[Aim of the exercise]
What follows is a set of records, each of which is to be written out exactly.

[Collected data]
────────────────────

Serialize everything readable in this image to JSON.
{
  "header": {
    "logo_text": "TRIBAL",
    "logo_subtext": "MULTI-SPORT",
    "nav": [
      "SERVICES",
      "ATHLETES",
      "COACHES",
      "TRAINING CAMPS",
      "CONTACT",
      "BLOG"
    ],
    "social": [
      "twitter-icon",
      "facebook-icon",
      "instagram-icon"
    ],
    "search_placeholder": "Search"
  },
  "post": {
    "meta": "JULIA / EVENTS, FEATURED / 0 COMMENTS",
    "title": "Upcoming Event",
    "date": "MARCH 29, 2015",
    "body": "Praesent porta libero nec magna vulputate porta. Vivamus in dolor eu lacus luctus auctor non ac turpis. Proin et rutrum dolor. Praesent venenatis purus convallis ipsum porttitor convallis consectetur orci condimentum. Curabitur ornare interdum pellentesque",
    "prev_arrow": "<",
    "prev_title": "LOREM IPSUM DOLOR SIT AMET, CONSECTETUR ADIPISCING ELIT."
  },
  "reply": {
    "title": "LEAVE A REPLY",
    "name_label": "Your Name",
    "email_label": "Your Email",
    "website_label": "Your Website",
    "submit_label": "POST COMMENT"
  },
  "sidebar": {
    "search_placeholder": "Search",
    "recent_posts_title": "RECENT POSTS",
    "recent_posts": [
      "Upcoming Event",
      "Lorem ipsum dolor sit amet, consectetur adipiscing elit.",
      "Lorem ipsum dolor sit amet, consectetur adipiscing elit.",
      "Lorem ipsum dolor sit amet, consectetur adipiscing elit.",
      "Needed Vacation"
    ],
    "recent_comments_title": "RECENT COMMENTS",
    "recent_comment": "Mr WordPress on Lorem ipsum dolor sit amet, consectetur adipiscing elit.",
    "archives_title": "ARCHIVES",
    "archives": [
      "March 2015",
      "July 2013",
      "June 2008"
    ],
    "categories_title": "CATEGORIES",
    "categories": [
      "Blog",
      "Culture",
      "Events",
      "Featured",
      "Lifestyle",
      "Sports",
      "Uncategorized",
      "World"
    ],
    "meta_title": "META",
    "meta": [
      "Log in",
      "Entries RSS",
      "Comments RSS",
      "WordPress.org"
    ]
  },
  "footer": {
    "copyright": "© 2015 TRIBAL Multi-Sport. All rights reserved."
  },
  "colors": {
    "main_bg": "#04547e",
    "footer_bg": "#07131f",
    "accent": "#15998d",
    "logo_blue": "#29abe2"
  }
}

────────────────────

[Response to this exercise]
Serialize everything readable in this image to JSON.
{
  "header": {
    "logo_text": "TRIBAL",
    "logo_subtext": "MULTI-SPORT",
    "nav": [
      "SERVICES",
      "ATHLETES",
      "COACHES",
      "TRAINING CAMPS",
      "CONTACT",
      "BLOG"
    ],
    "social": [
      "twitter-icon",
      "facebook-icon",
      "instagram-icon"
    ],
    "search_placeholder": "Search"
  },
  "post": {
    "meta": "JULIA / EVENTS, FEATURED / 0 COMMENTS",
    "title": "Upcoming Event",
    "date": "MARCH 29, 2015",
    "body": "Praesent porta libero nec magna vulputate porta. Vivamus in dolor eu lacus luctus auctor non ac turpis. Proin et rutrum dolor. Praesent venenatis purus convallis ipsum porttitor convallis consectetur orci condimentum. Curabitur ornare interdum pellentesque",
    "prev_arrow": "<",
    "prev_title": "LOREM IPSUM DOLOR SIT AMET, CONSECTETUR ADIPISCING ELIT."
  },
  "reply": {
    "title": "LEAVE A REPLY",
    "name_label": "Your Name",
    "email_label": "Your Email",
    "website_label": "Your Website",
    "submit_label": "POST COMMENT"
  },
  "sidebar": {
    "search_placeholder": "Search",
    "recent_posts_title": "RECENT POSTS",
    "recent_posts": [
      "Upcoming Event",
      "Lorem ipsum dolor sit amet, consectetur adipiscing elit.",
      "Lorem ipsum dolor sit amet, consectetur adipiscing elit.",
      "Lorem ipsum dolor sit amet, consectetur adipiscing elit.",
      "Needed Vacation"
    ],
    "recent_comments_title": "RECENT COMMENTS",
    "recent_comment": "Mr WordPress on Lorem ipsum dolor sit amet, consectetur adipiscing elit.",
    "archives_title": "ARCHIVES",
    "archives": [
      "March 2015",
      "July 2013",
      "June 2008"
    ],
    "categories_title": "CATEGORIES",
    "categories": [
      "Blog",
      "Culture",
      "Events",
      "Featured",
      "Lifestyle",
      "Sports",
      "Uncategorized",
      "World"
    ],
    "meta_title": "META",
    "meta": [
      "Log in",
      "Entries RSS",
      "Comments RSS",
      "WordPress.org"
    ]
  },
  "footer": {
    "copyright": "© 2015 TRIBAL Multi-Sport. All rights reserved."
  },
  "colors": {
    "main_bg": "#04547e",
    "footer_bg": "#07131f",
    "accent": "#15998d",
    "logo_blue": "#29abe2"
  }
}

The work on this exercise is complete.